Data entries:

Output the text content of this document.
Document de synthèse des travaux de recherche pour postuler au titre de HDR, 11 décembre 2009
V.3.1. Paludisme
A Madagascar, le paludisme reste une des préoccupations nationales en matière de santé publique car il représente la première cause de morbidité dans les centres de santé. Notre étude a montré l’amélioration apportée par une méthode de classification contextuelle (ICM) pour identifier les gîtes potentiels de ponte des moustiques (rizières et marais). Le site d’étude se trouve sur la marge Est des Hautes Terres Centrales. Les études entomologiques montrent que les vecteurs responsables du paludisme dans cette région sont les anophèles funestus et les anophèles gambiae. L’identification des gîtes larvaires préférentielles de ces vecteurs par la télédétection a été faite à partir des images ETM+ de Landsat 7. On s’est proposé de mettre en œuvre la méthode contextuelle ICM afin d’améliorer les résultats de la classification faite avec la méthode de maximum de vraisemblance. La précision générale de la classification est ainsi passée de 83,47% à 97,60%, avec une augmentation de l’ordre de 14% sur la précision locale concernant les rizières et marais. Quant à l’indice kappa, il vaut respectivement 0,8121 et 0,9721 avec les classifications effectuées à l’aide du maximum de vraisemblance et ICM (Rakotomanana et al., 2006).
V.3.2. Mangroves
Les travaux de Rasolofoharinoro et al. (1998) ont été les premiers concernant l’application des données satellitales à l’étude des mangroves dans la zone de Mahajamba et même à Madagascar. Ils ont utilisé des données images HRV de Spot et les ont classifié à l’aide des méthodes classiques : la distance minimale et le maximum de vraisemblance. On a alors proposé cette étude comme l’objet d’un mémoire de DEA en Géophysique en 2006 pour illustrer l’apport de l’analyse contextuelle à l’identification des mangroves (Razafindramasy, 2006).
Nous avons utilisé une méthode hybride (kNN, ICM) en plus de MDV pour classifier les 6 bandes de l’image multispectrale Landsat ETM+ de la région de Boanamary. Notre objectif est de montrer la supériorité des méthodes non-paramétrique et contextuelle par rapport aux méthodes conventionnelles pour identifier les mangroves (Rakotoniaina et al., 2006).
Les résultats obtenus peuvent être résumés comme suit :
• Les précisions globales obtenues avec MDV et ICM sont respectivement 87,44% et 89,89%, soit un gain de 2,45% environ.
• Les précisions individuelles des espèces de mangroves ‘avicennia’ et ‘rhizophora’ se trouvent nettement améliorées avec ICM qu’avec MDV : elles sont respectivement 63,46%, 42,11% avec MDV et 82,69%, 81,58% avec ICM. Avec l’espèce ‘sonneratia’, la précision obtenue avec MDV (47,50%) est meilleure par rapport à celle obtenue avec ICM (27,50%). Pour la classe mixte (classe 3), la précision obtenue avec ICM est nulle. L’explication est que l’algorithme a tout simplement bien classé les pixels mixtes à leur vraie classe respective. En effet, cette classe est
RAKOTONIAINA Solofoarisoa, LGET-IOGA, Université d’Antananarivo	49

Task goal
Take the material above and return all of it exactly.

Solution to this exercise
Output the text content of this document.
Document de synthèse des travaux de recherche pour postuler au titre de HDR, 11 décembre 2009
V.3.1. Paludisme
A Madagascar, le paludisme reste une des préoccupations nationales en matière de santé publique car il représente la première cause de morbidité dans les centres de santé. Notre étude a montré l’amélioration apportée par une méthode de classification contextuelle (ICM) pour identifier les gîtes potentiels de ponte des moustiques (rizières et marais). Le site d’étude se trouve sur la marge Est des Hautes Terres Centrales. Les études entomologiques montrent que les vecteurs responsables du paludisme dans cette région sont les anophèles funestus et les anophèles gambiae. L’identification des gîtes larvaires préférentielles de ces vecteurs par la télédétection a été faite à partir des images ETM+ de Landsat 7. On s’est proposé de mettre en œuvre la méthode contextuelle ICM afin d’améliorer les résultats de la classification faite avec la méthode de maximum de vraisemblance. La précision générale de la classification est ainsi passée de 83,47% à 97,60%, avec une augmentation de l’ordre de 14% sur la précision locale concernant les rizières et marais. Quant à l’indice kappa, il vaut respectivement 0,8121 et 0,9721 avec les classifications effectuées à l’aide du maximum de vraisemblance et ICM (Rakotomanana et al., 2006).
V.3.2. Mangroves
Les travaux de Rasolofoharinoro et al. (1998) ont été les premiers concernant l’application des données satellitales à l’étude des mangroves dans la zone de Mahajamba et même à Madagascar. Ils ont utilisé des données images HRV de Spot et les ont classifié à l’aide des méthodes classiques : la distance minimale et le maximum de vraisemblance. On a alors proposé cette étude comme l’objet d’un mémoire de DEA en Géophysique en 2006 pour illustrer l’apport de l’analyse contextuelle à l’identification des mangroves (Razafindramasy, 2006).
Nous avons utilisé une méthode hybride (kNN, ICM) en plus de MDV pour classifier les 6 bandes de l’image multispectrale Landsat ETM+ de la région de Boanamary. Notre objectif est de montrer la supériorité des méthodes non-paramétrique et contextuelle par rapport aux méthodes conventionnelles pour identifier les mangroves (Rakotoniaina et al., 2006).
Les résultats obtenus peuvent être résumés comme suit :
• Les précisions globales obtenues avec MDV et ICM sont respectivement 87,44% et 89,89%, soit un gain de 2,45% environ.
• Les précisions individuelles des espèces de mangroves ‘avicennia’ et ‘rhizophora’ se trouvent nettement améliorées avec ICM qu’avec MDV : elles sont respectivement 63,46%, 42,11% avec MDV et 82,69%, 81,58% avec ICM. Avec l’espèce ‘sonneratia’, la précision obtenue avec MDV (47,50%) est meilleure par rapport à celle obtenue avec ICM (27,50%). Pour la classe mixte (classe 3), la précision obtenue avec ICM est nulle. L’explication est que l’algorithme a tout simplement bien classé les pixels mixtes à leur vraie classe respective. En effet, cette classe est
RAKOTONIAINA Solofoarisoa, LGET-IOGA, Université d’Antananarivo	49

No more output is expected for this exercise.